### Material for this task ###

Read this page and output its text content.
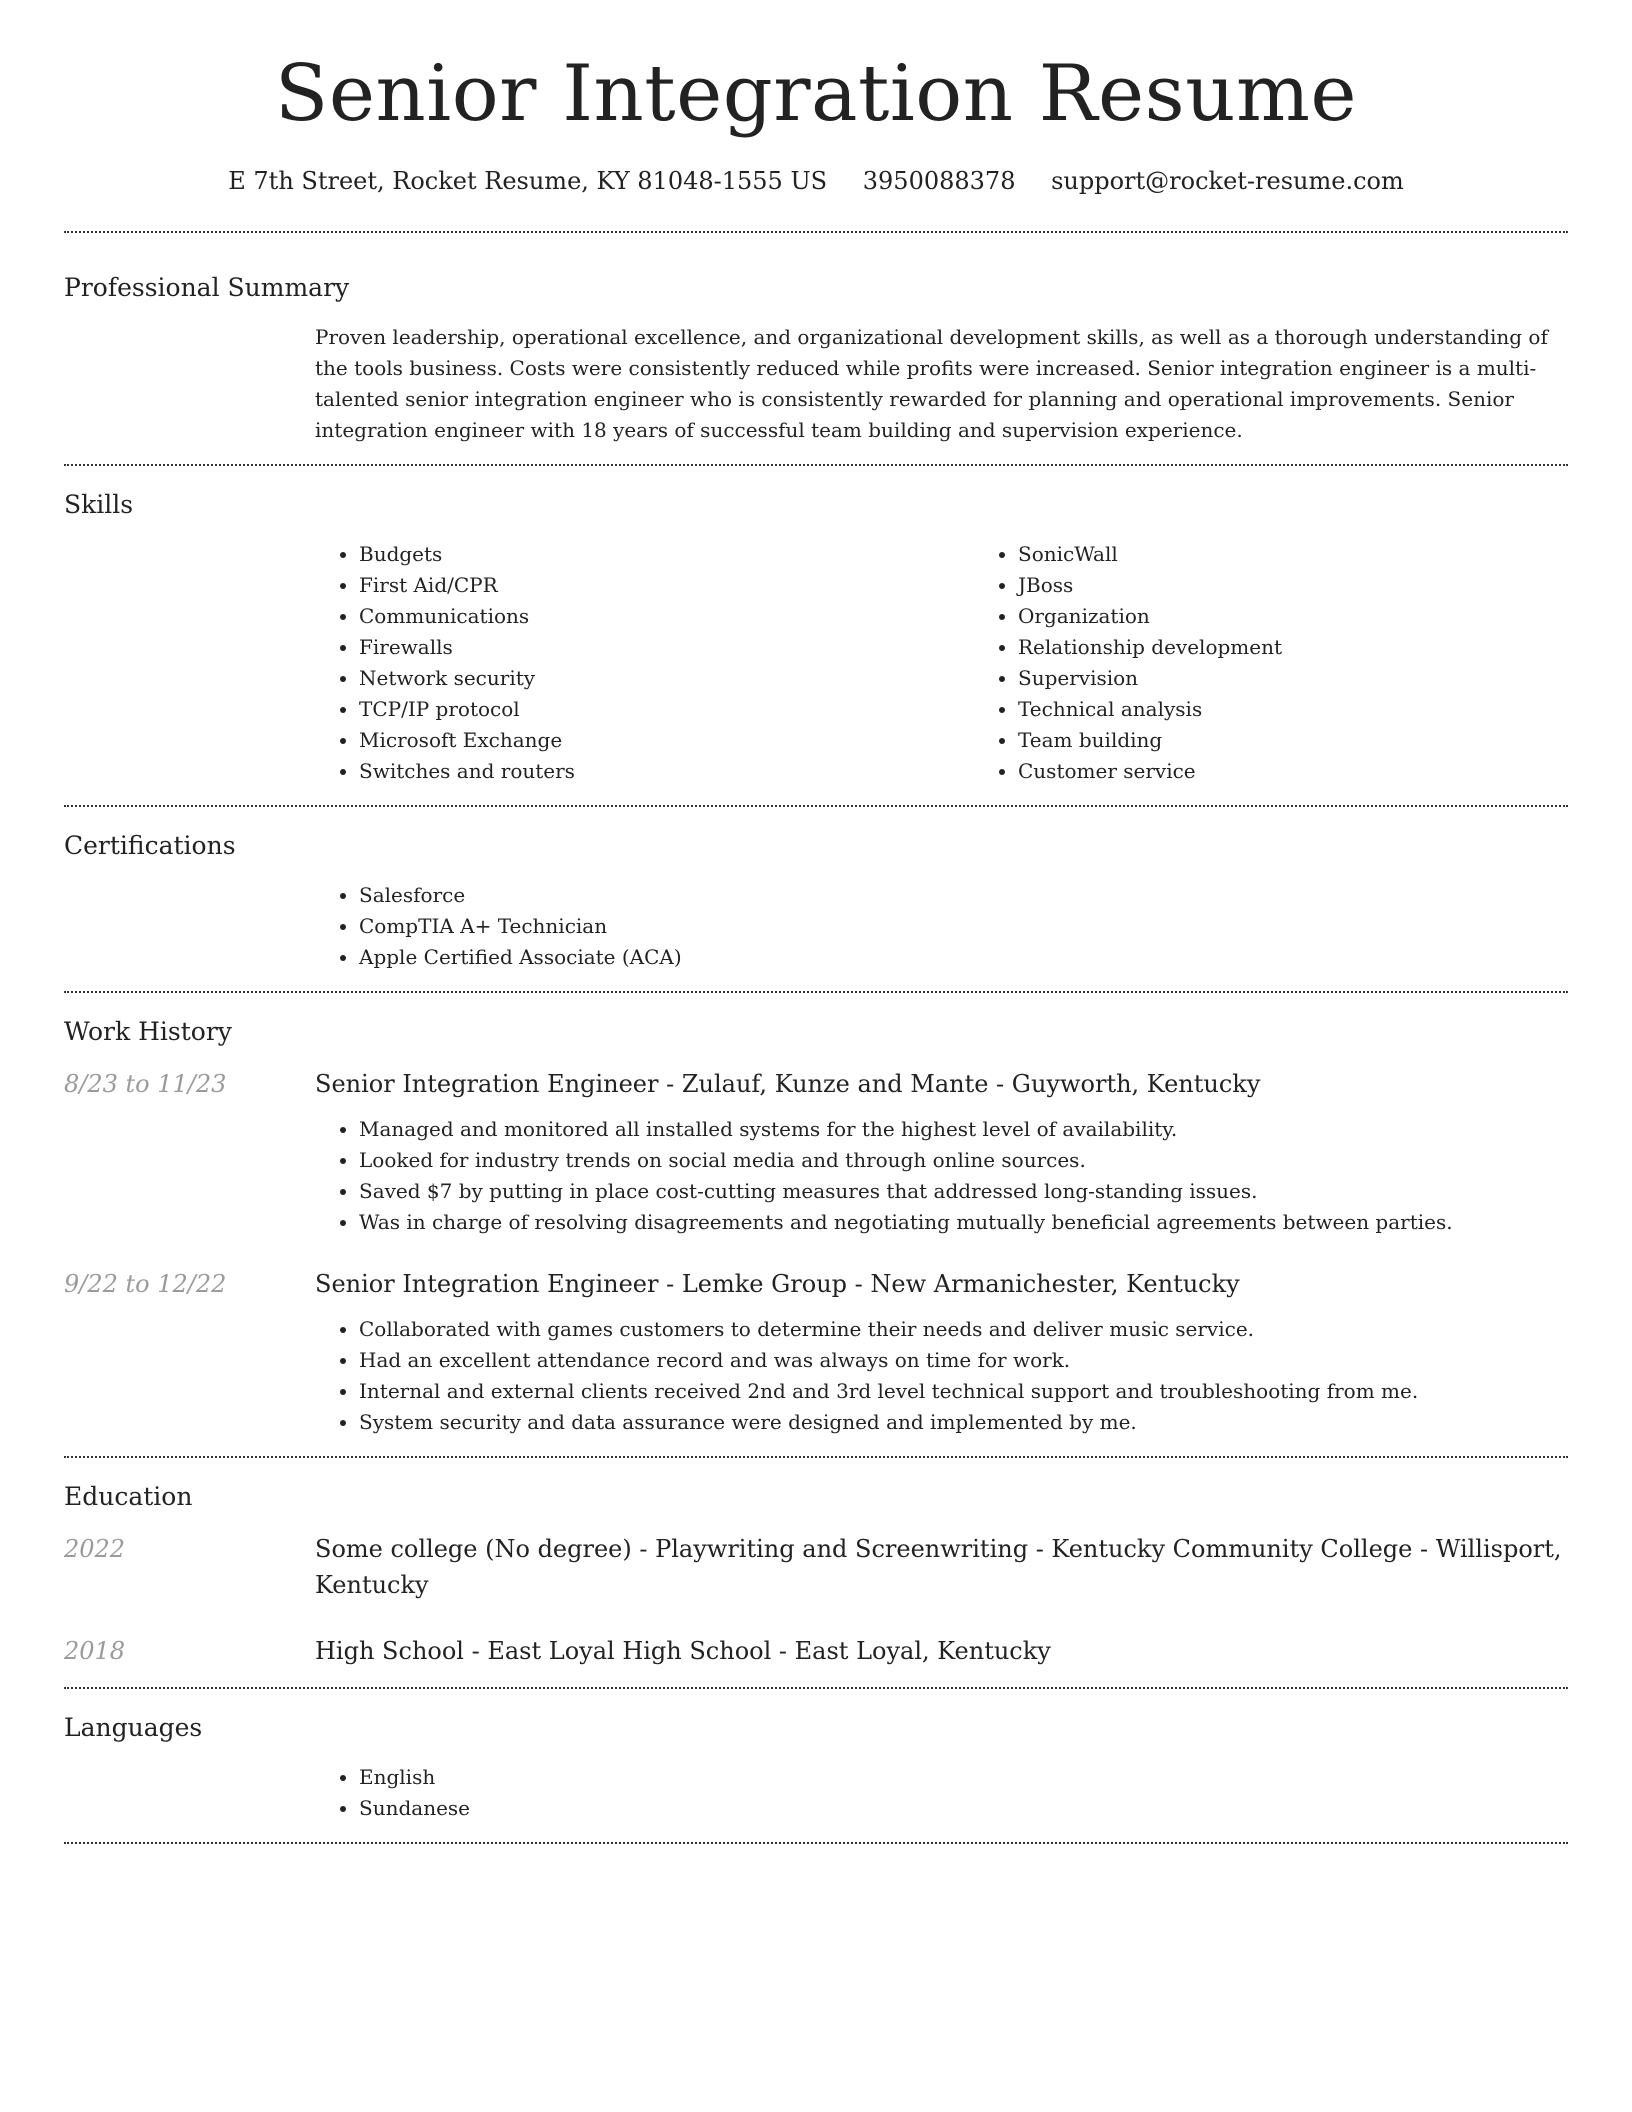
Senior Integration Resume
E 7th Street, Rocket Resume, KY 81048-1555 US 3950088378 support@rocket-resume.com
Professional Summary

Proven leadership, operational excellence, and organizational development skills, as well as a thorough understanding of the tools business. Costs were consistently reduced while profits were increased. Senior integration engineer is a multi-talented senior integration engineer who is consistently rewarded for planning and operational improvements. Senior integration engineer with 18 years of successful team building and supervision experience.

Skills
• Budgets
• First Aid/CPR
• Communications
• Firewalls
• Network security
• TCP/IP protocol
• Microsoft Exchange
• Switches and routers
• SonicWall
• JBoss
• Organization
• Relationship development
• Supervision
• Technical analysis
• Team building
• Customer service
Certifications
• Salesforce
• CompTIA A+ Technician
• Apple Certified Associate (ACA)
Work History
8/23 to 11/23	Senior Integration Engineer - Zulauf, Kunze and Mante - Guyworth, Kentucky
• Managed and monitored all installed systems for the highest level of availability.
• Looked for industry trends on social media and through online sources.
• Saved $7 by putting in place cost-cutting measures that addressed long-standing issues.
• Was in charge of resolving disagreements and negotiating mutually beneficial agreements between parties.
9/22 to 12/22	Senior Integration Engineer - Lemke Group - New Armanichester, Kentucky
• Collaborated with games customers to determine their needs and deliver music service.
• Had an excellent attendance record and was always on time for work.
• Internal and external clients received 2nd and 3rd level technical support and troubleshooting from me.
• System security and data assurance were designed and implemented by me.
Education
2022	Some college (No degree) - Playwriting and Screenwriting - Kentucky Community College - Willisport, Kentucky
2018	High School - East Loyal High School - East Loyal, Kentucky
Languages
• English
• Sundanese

###

## Exercise details
Copy each line above precisely, dropping the pictures.

## Exercise answer
Read this page and output its text content.
Senior Integration Resume
E 7th Street, Rocket Resume, KY 81048-1555 US 3950088378 support@rocket-resume.com
Professional Summary

Proven leadership, operational excellence, and organizational development skills, as well as a thorough understanding of the tools business. Costs were consistently reduced while profits were increased. Senior integration engineer is a multi-talented senior integration engineer who is consistently rewarded for planning and operational improvements. Senior integration engineer with 18 years of successful team building and supervision experience.

Skills
• Budgets
• First Aid/CPR
• Communications
• Firewalls
• Network security
• TCP/IP protocol
• Microsoft Exchange
• Switches and routers
• SonicWall
• JBoss
• Organization
• Relationship development
• Supervision
• Technical analysis
• Team building
• Customer service
Certifications
• Salesforce
• CompTIA A+ Technician
• Apple Certified Associate (ACA)
Work History
8/23 to 11/23	Senior Integration Engineer - Zulauf, Kunze and Mante - Guyworth, Kentucky
• Managed and monitored all installed systems for the highest level of availability.
• Looked for industry trends on social media and through online sources.
• Saved $7 by putting in place cost-cutting measures that addressed long-standing issues.
• Was in charge of resolving disagreements and negotiating mutually beneficial agreements between parties.
9/22 to 12/22	Senior Integration Engineer - Lemke Group - New Armanichester, Kentucky
• Collaborated with games customers to determine their needs and deliver music service.
• Had an excellent attendance record and was always on time for work.
• Internal and external clients received 2nd and 3rd level technical support and troubleshooting from me.
• System security and data assurance were designed and implemented by me.
Education
2022	Some college (No degree) - Playwriting and Screenwriting - Kentucky Community College - Willisport, Kentucky
2018	High School - East Loyal High School - East Loyal, Kentucky
Languages
• English
• Sundanese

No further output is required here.